# [WRITTEN INSTRUCTION]
Can you extract the entries from the line with "- price-axis-tick-label: 4,600.00: [1465, 553, 1508, 565]" up to and including the line with "- range-button[interactable]: 1年: [266, 781, 287, 796]", copying each line unchanged?

# [RECORD EXTRACTS]
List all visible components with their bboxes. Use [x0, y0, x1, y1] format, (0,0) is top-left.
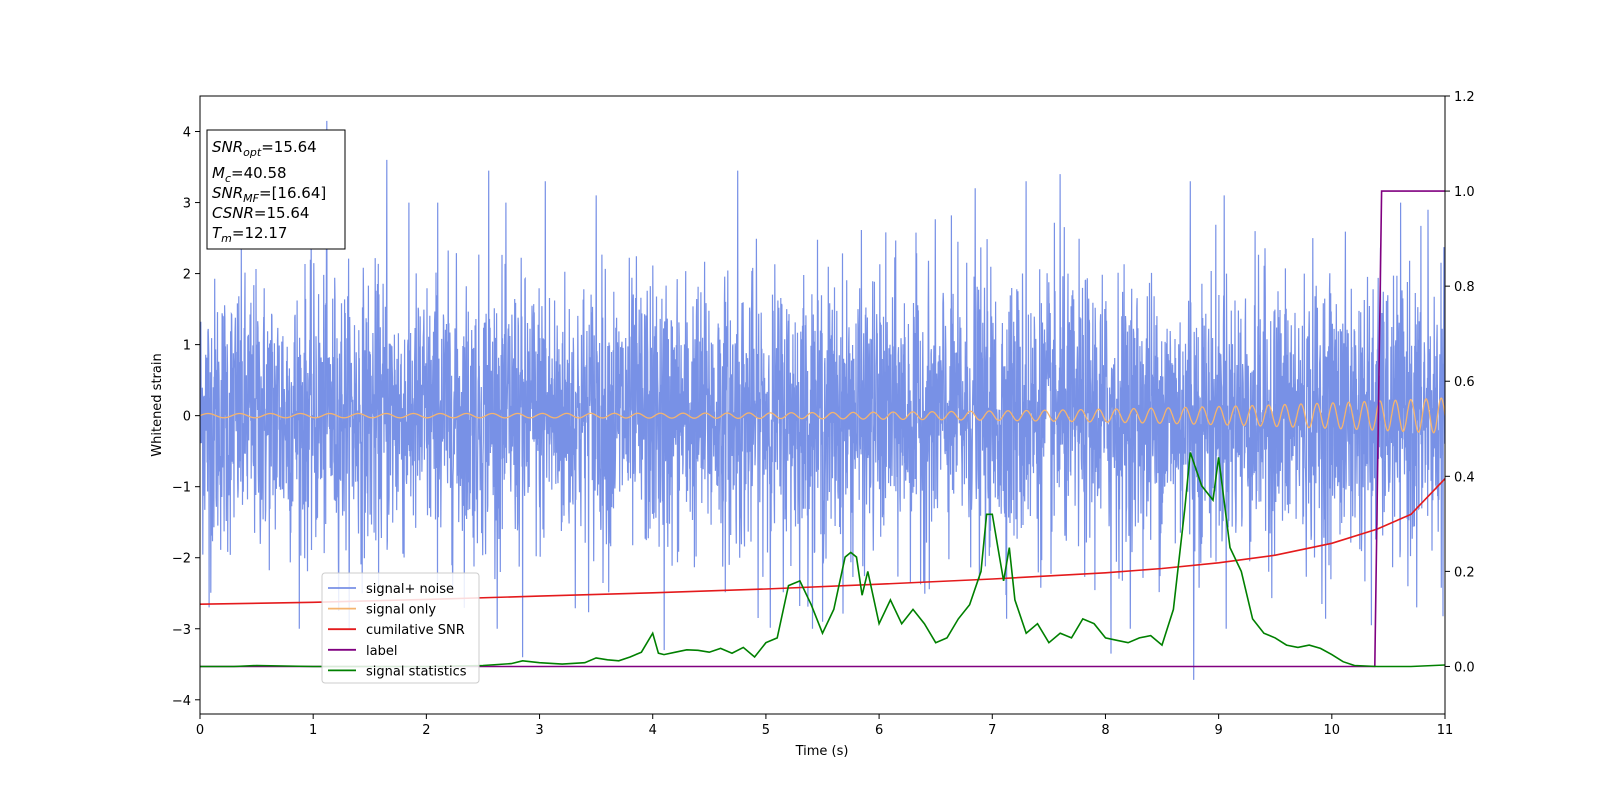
y2-tick-label: 0.6 — [1454, 375, 1475, 390]
plot-frame — [199, 95, 1446, 715]
x-tick-label: 10 — [1324, 723, 1341, 738]
x-tick-label: 8 — [1101, 723, 1109, 738]
y-tick-label: −3 — [172, 623, 191, 638]
legend-entry: signal statistics — [366, 664, 467, 679]
y-tick-label: 4 — [183, 126, 191, 141]
series-signal-noise — [200, 120, 1445, 680]
series-label — [200, 190, 1445, 668]
y-tick-label: 2 — [183, 268, 191, 283]
legend-entry: label — [366, 644, 397, 659]
x-tick-label: 3 — [535, 723, 543, 738]
annotation-mc: Mc=40.58 — [212, 164, 287, 185]
annotation-csnr: CSNR=15.64 — [212, 204, 309, 222]
y-tick-label: 3 — [183, 197, 191, 212]
x-tick-label: 4 — [649, 723, 657, 738]
legend-entry: signal+ noise — [366, 582, 454, 597]
y-tick-label: −1 — [172, 481, 191, 496]
y-axis-label: Whitened strain — [150, 353, 165, 456]
plot-area — [200, 120, 1445, 680]
y-tick-label: −2 — [172, 552, 191, 567]
legend: signal+ noise signal only cumilative SNR la… — [321, 572, 480, 684]
y-tick-label: −4 — [172, 694, 191, 709]
y2-tick-label: 1.2 — [1454, 90, 1475, 105]
series-cumulative-snr — [200, 478, 1445, 605]
y-axis-left: −4 −3 −2 −1 0 1 2 3 4 — [172, 126, 200, 709]
y-tick-label: 1 — [183, 339, 191, 354]
y-axis-right: 0.0 0.2 0.4 0.6 0.8 1.0 1.2 — [1445, 90, 1475, 675]
x-tick-label: 2 — [422, 723, 430, 738]
x-tick-label: 7 — [988, 723, 996, 738]
x-tick-label: 11 — [1437, 723, 1454, 738]
x-tick-label: 1 — [309, 723, 317, 738]
x-tick-label: 5 — [762, 723, 770, 738]
series-signal-statistics — [200, 452, 1445, 668]
series-signal-only — [200, 397, 1445, 434]
annotation-frame — [206, 129, 346, 250]
x-tick-label: 9 — [1214, 723, 1222, 738]
y2-tick-label: 0.0 — [1454, 660, 1475, 675]
legend-entry: signal only — [366, 603, 436, 618]
x-axis: 0 1 2 3 4 5 6 7 8 9 10 11 — [196, 714, 1453, 738]
y2-tick-label: 0.4 — [1454, 470, 1475, 485]
annotation-box: SNRopt=15.64 Mc=40.58 SNRMF=[16.64] CSNR… — [206, 129, 346, 250]
x-tick-label: 6 — [875, 723, 883, 738]
legend-frame — [321, 572, 480, 684]
y2-tick-label: 1.0 — [1454, 185, 1475, 200]
legend-entry: cumilative SNR — [366, 623, 465, 638]
x-tick-label: 0 — [196, 723, 204, 738]
annotation-snr-opt: SNRopt=15.64 — [212, 138, 317, 159]
annotation-snr-mf: SNRMF=[16.64] — [212, 184, 326, 205]
annotation-tm: Tm=12.17 — [212, 224, 287, 245]
x-axis-label: Time (s) — [795, 744, 849, 759]
y2-tick-label: 0.2 — [1454, 565, 1475, 580]
y-tick-label: 0 — [183, 410, 191, 425]
y2-tick-label: 0.8 — [1454, 280, 1475, 295]
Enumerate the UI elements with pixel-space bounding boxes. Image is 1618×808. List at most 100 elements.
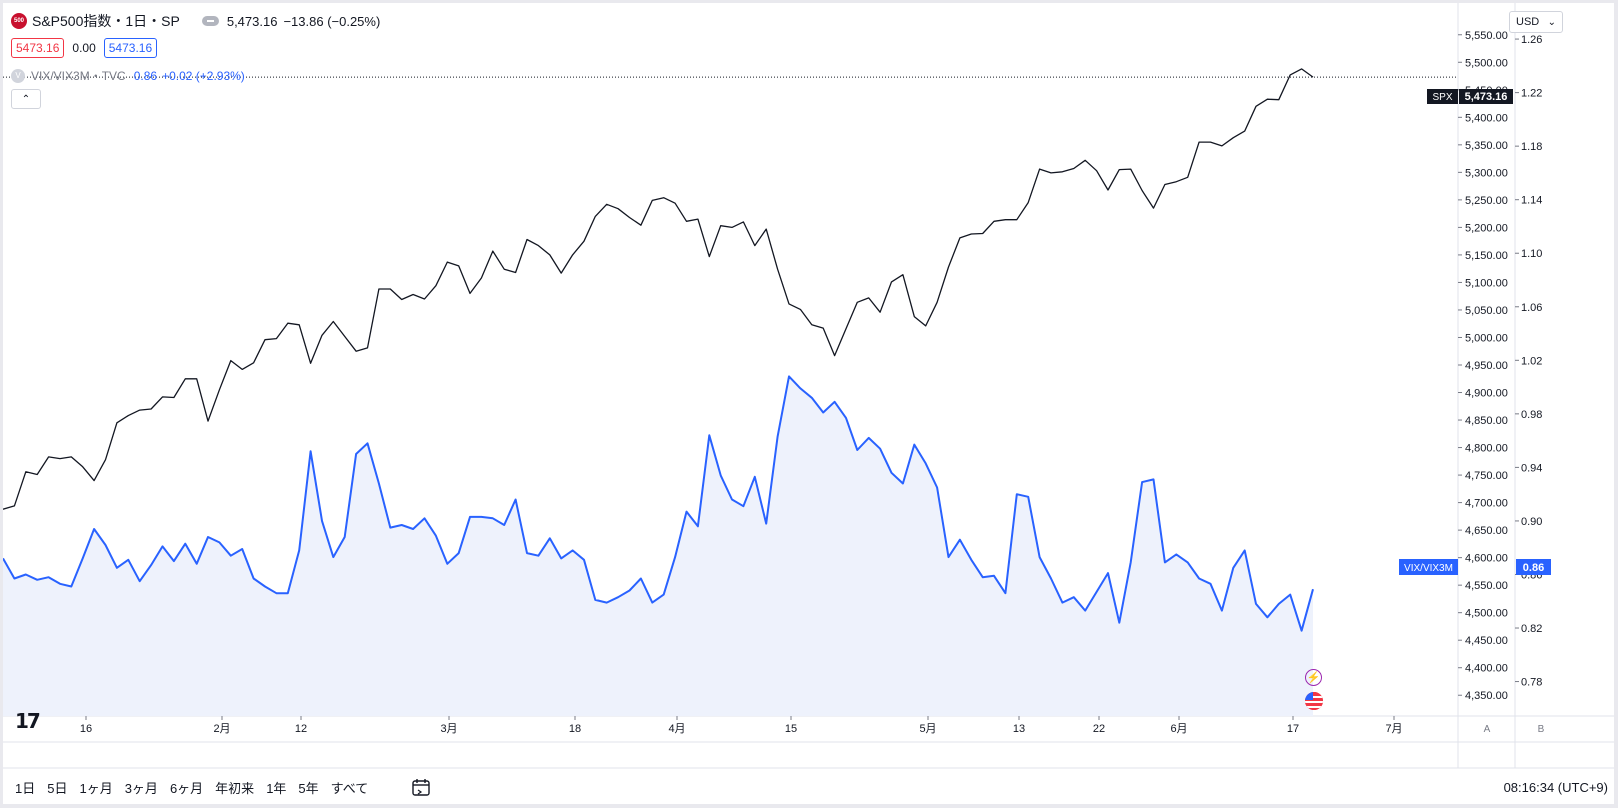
- price-axis-tick-label: 4,600.00: [1465, 553, 1508, 565]
- spx-axis-tag: SPX: [1432, 92, 1452, 103]
- ask-box[interactable]: 5473.16: [103, 38, 158, 58]
- ratio-axis-tick-label: 0.98: [1521, 409, 1542, 421]
- time-axis-tick-label: 18: [569, 723, 581, 735]
- range-button[interactable]: 1年: [266, 781, 287, 796]
- price-axis-tick-label: 4,900.00: [1465, 388, 1508, 400]
- currency-value: USD: [1516, 16, 1540, 28]
- time-axis-tick-label: 5月: [919, 723, 936, 735]
- overlay-change: +0.02 (+2.93%): [162, 68, 245, 83]
- time-axis-tick-label: 3月: [440, 723, 457, 735]
- ratio-axis-tick-label: 0.94: [1521, 462, 1542, 474]
- auto-scale-button[interactable]: A: [1483, 723, 1491, 735]
- price-axis-tick-label: 4,700.00: [1465, 498, 1508, 510]
- chevron-down-icon: ⌄: [1547, 16, 1556, 28]
- ratio-axis-tick-label: 1.26: [1521, 34, 1542, 46]
- time-axis-tick-label: 6月: [1170, 723, 1187, 735]
- range-button[interactable]: 1ヶ月: [79, 781, 113, 796]
- currency-select[interactable]: USD ⌄: [1509, 11, 1563, 33]
- time-axis-tick-label: 22: [1093, 723, 1105, 735]
- main-legend[interactable]: 500 S&P500指数・1日・SP 5,473.16 −13.86 (−0.2…: [11, 11, 380, 31]
- chart-window: 5,550.005,500.005,450.005,400.005,350.00…: [3, 3, 1614, 804]
- price-axis-tick-label: 5,000.00: [1465, 332, 1508, 344]
- time-axis-tick-label: 2月: [213, 723, 230, 735]
- ratio-axis-tick-label: 1.18: [1521, 141, 1542, 153]
- range-button[interactable]: すべて: [330, 781, 369, 796]
- price-axis-tick-label: 4,350.00: [1465, 690, 1508, 702]
- price-axis-tick-label: 5,250.00: [1465, 195, 1508, 207]
- time-axis-tick-label: 15: [785, 723, 797, 735]
- time-axis-tick-label: 13: [1013, 723, 1025, 735]
- spx-last-price-bg: [1459, 89, 1513, 104]
- calendar-icon[interactable]: [411, 777, 431, 800]
- spx-axis-tag-bg: [1427, 89, 1458, 104]
- ratio-axis-tick-label: 1.02: [1521, 355, 1542, 367]
- ratio-axis-tick-label: 1.10: [1521, 248, 1542, 260]
- symbol-title[interactable]: S&P500指数・1日・SP: [32, 13, 180, 29]
- time-axis-tick-label: 4月: [668, 723, 685, 735]
- range-button[interactable]: 6ヶ月: [169, 781, 204, 796]
- price-axis-tick-label: 4,650.00: [1465, 525, 1508, 537]
- price-axis-tick-label: 5,150.00: [1465, 250, 1508, 262]
- last-price: 5,473.16: [226, 13, 278, 29]
- price-axis-tick-label: 5,200.00: [1465, 222, 1508, 234]
- bid-box[interactable]: 5473.16: [11, 38, 65, 58]
- chevron-up-icon: ⌃: [21, 93, 31, 105]
- time-axis-tick-label: 17: [1287, 723, 1299, 735]
- spx-series-line[interactable]: [3, 68, 1314, 510]
- spx-last-price-label: 5,473.16: [1465, 91, 1508, 103]
- collapse-legend-button[interactable]: ⌃: [11, 89, 41, 109]
- price-change: −13.86 (−0.25%): [283, 13, 381, 29]
- tradingview-logo[interactable]: 17: [15, 709, 41, 733]
- overlay-legend[interactable]: V VIX/VIX3M・TVC 0.86 +0.02 (+2.93%): [11, 67, 245, 84]
- bid-ask-row: 5473.16 0.00 5473.16: [11, 38, 165, 58]
- sp500-logo-icon: 500: [11, 13, 27, 29]
- price-axis-tick-label: 4,500.00: [1465, 608, 1508, 620]
- bottom-toolbar: 1日 5日 1ヶ月 3ヶ月 6ヶ月 年初来 1年 5年 すべて 08:16:34 (UTC+9): [3, 771, 1614, 804]
- ratio-axis-tick-label: 1.22: [1521, 88, 1542, 100]
- range-buttons: 1日 5日 1ヶ月 3ヶ月 6ヶ月 年初来 1年 5年 すべて: [3, 778, 368, 797]
- price-axis-tick-label: 5,050.00: [1465, 305, 1508, 317]
- price-axis-tick-label: 4,850.00: [1465, 415, 1508, 427]
- price-axis-tick-label: 5,400.00: [1465, 112, 1508, 124]
- range-button[interactable]: 年初来: [215, 781, 255, 796]
- price-axis-tick-label: 4,750.00: [1465, 470, 1508, 482]
- vix-axis-tag-bg: [1399, 559, 1458, 575]
- time-axis-tick-label: 16: [80, 723, 92, 735]
- price-axis-tick-label: 4,550.00: [1465, 580, 1508, 592]
- range-button[interactable]: 3ヶ月: [124, 781, 158, 796]
- ratio-axis-tick-label: 0.82: [1521, 623, 1542, 635]
- us-flag-icon[interactable]: [1305, 692, 1323, 710]
- price-axis-tick-label: 5,550.00: [1465, 30, 1508, 42]
- price-axis-tick-label: 5,350.00: [1465, 140, 1508, 152]
- price-axis-tick-label: 5,500.00: [1465, 57, 1508, 69]
- range-button[interactable]: 1日: [15, 781, 36, 796]
- price-axis-tick-label: 5,300.00: [1465, 167, 1508, 179]
- hide-series-icon[interactable]: [201, 16, 219, 26]
- price-axis-tick-label: 4,400.00: [1465, 663, 1508, 675]
- price-axis-tick-label: 4,800.00: [1465, 443, 1508, 455]
- right-scale-button[interactable]: B: [1537, 723, 1545, 735]
- ratio-axis-tick-label: 0.90: [1521, 516, 1542, 528]
- ratio-axis-tick-label: 1.14: [1521, 195, 1542, 207]
- price-axis-tick-label: 4,950.00: [1465, 360, 1508, 372]
- ratio-axis-tick-label: 0.78: [1521, 677, 1542, 689]
- spread-value: 0.00: [72, 41, 96, 55]
- vix-last-value-bg: [1516, 559, 1551, 575]
- vix-symbol-icon: V: [11, 68, 25, 83]
- chart-canvas[interactable]: 5,550.005,500.005,450.005,400.005,350.00…: [3, 3, 1614, 804]
- time-axis-tick-label: 12: [295, 723, 307, 735]
- clock-display[interactable]: 08:16:34 (UTC+9): [1503, 780, 1608, 795]
- time-axis-tick-label: 7月: [1385, 723, 1402, 735]
- overlay-value: 0.86: [133, 68, 158, 83]
- vix-last-value-label: 0.86: [1523, 562, 1544, 574]
- price-axis-tick-label: 4,450.00: [1465, 635, 1508, 647]
- overlay-name[interactable]: VIX/VIX3M・TVC: [31, 69, 126, 83]
- vix-area-fill: [3, 376, 1313, 716]
- ratio-axis-tick-label: 1.06: [1521, 302, 1542, 314]
- vix-series-line[interactable]: [3, 375, 1314, 632]
- range-button[interactable]: 5年: [298, 781, 319, 796]
- flash-icon[interactable]: ⚡: [1305, 669, 1322, 686]
- range-button[interactable]: 5日: [47, 781, 68, 796]
- vix-axis-tag: VIX/VIX3M: [1404, 563, 1453, 574]
- price-axis-tick-label: 5,100.00: [1465, 277, 1508, 289]
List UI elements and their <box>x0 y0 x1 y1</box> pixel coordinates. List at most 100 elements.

# [RESULT]
- price-axis-tick-label: 4,600.00: [1465, 553, 1508, 565]
- spx-axis-tag: SPX: [1432, 92, 1452, 103]
- ask-box[interactable]: 5473.16: [103, 38, 158, 58]
- ratio-axis-tick-label: 0.98: [1521, 409, 1542, 421]
- time-axis-tick-label: 18: [569, 723, 581, 735]
- range-button[interactable]: 1年: [266, 781, 287, 796]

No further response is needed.